# Start of MATERIAL TO PROCESS

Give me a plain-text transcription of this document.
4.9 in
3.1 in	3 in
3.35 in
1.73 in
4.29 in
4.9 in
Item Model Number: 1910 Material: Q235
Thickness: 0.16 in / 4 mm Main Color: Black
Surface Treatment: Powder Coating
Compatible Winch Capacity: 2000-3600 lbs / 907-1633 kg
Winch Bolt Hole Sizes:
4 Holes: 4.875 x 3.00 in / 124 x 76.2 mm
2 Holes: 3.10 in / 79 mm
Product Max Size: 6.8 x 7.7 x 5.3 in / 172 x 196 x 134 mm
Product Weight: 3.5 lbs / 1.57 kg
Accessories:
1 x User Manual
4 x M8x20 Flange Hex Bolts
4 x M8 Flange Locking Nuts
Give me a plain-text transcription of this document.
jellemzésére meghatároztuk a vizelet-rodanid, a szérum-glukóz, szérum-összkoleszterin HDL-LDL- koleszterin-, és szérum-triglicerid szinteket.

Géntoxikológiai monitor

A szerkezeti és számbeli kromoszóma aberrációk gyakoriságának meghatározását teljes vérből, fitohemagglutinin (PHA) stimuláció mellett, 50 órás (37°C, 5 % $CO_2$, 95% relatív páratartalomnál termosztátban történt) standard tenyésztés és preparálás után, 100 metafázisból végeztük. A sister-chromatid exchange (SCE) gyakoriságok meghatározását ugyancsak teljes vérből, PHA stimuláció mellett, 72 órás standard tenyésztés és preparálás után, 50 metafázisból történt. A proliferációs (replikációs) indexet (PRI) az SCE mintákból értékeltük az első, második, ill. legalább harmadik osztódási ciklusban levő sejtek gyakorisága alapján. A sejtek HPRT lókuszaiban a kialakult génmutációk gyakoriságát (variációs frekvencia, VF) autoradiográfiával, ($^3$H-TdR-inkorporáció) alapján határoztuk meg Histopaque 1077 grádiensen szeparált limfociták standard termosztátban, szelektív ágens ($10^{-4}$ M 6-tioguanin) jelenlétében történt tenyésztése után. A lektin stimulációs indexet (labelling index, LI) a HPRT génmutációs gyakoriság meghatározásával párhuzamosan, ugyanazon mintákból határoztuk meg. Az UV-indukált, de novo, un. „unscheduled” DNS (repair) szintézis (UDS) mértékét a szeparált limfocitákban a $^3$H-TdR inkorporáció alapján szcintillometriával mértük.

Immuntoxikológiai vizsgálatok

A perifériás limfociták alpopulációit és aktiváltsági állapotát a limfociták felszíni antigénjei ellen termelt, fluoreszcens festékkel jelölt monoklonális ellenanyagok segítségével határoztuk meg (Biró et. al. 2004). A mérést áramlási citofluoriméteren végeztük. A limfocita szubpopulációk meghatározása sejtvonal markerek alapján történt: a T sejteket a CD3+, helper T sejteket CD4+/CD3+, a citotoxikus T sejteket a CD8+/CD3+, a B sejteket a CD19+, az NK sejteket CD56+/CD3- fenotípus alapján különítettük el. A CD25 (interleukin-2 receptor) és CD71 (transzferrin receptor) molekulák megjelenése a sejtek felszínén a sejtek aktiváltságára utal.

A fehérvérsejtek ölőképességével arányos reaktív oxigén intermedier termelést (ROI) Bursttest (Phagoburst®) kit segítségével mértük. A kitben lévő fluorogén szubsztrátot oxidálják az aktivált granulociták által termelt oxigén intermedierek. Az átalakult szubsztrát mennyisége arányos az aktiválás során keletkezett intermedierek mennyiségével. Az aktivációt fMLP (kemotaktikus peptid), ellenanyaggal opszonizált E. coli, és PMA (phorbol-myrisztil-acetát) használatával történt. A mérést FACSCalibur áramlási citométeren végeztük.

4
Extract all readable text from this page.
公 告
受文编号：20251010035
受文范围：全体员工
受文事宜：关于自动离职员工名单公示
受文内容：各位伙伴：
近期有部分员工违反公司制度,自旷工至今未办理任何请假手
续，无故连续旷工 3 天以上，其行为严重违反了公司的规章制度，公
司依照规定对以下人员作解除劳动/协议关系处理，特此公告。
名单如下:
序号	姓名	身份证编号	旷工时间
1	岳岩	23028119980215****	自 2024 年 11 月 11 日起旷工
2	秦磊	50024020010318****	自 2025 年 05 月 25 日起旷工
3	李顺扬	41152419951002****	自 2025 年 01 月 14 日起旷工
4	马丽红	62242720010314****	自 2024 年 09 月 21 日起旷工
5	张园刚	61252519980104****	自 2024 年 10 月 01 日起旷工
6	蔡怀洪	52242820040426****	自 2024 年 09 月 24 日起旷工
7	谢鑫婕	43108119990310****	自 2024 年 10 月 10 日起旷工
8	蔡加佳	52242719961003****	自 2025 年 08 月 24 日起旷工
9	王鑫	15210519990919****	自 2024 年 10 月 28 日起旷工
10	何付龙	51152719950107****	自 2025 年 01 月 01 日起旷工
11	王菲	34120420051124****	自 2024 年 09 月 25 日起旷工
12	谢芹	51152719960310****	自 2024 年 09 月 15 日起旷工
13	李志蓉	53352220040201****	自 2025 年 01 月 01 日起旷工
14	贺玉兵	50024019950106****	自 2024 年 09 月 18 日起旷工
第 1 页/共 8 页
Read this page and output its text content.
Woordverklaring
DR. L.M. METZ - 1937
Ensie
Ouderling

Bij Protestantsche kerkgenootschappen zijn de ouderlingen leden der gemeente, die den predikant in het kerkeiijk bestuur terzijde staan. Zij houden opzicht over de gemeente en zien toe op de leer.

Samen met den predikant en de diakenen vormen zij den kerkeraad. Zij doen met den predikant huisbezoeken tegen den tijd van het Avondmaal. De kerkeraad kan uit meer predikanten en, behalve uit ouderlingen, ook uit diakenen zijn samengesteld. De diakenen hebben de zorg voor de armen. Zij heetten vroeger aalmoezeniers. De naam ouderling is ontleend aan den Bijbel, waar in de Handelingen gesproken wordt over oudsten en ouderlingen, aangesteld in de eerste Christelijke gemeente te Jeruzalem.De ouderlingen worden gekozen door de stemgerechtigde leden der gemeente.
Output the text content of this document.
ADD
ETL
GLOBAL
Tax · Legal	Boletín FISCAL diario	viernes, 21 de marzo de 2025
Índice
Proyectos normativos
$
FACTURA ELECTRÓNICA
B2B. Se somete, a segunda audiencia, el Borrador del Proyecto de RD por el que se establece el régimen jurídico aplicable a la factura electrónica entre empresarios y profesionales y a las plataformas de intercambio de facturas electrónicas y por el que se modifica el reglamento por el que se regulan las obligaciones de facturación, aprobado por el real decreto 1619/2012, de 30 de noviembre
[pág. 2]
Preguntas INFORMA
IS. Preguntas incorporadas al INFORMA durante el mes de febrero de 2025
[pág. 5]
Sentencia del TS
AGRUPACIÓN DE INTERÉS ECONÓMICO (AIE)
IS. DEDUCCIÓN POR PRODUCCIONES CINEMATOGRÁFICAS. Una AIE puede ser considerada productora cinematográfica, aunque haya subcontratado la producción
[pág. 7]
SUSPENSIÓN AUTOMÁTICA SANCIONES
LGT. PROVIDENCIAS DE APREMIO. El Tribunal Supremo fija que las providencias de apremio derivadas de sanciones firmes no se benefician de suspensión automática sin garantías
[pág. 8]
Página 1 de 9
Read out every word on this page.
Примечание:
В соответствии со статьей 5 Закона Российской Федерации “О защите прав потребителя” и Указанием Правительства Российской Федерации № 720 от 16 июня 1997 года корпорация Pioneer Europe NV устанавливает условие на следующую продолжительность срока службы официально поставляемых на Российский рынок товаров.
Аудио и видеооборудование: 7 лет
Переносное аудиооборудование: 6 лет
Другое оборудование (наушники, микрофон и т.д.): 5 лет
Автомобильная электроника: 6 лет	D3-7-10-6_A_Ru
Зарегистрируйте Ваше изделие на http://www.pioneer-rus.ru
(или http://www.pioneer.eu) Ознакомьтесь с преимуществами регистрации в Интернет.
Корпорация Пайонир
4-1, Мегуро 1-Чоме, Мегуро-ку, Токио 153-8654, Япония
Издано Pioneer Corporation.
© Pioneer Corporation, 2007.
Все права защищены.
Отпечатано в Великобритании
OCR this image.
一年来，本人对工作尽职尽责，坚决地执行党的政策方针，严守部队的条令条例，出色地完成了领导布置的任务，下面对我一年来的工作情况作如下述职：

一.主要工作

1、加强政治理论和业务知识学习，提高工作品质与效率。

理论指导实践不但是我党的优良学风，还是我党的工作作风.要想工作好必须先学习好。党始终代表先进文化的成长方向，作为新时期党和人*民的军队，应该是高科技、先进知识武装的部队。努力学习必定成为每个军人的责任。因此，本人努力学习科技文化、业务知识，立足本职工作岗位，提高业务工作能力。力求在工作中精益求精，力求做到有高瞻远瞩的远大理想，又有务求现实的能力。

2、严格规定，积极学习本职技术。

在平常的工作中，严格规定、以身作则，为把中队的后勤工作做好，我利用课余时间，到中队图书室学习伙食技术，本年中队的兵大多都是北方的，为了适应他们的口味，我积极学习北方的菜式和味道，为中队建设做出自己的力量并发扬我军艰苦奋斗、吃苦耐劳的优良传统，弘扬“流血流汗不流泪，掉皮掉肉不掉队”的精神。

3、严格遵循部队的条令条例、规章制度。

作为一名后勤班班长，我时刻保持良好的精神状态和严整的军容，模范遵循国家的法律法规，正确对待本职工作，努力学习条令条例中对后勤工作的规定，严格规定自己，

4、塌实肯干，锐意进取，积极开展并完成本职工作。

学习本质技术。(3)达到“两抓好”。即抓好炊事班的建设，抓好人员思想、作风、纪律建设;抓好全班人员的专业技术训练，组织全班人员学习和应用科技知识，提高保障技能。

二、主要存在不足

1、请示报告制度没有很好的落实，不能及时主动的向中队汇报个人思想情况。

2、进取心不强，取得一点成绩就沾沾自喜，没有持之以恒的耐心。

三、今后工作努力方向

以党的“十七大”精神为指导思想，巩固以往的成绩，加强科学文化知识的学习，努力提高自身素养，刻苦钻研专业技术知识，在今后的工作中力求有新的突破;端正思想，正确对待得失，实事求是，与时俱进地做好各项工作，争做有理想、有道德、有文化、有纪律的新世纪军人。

# End of MATERIAL TO PROCESS

- [REQUIREMENTS]: Take every line from the data that contains the word "Holes".

- [THE RESPONSE]:
4 Holes: 4.875 x 3.00 in / 124 x 76.2 mm
2 Holes: 3.10 in / 79 mm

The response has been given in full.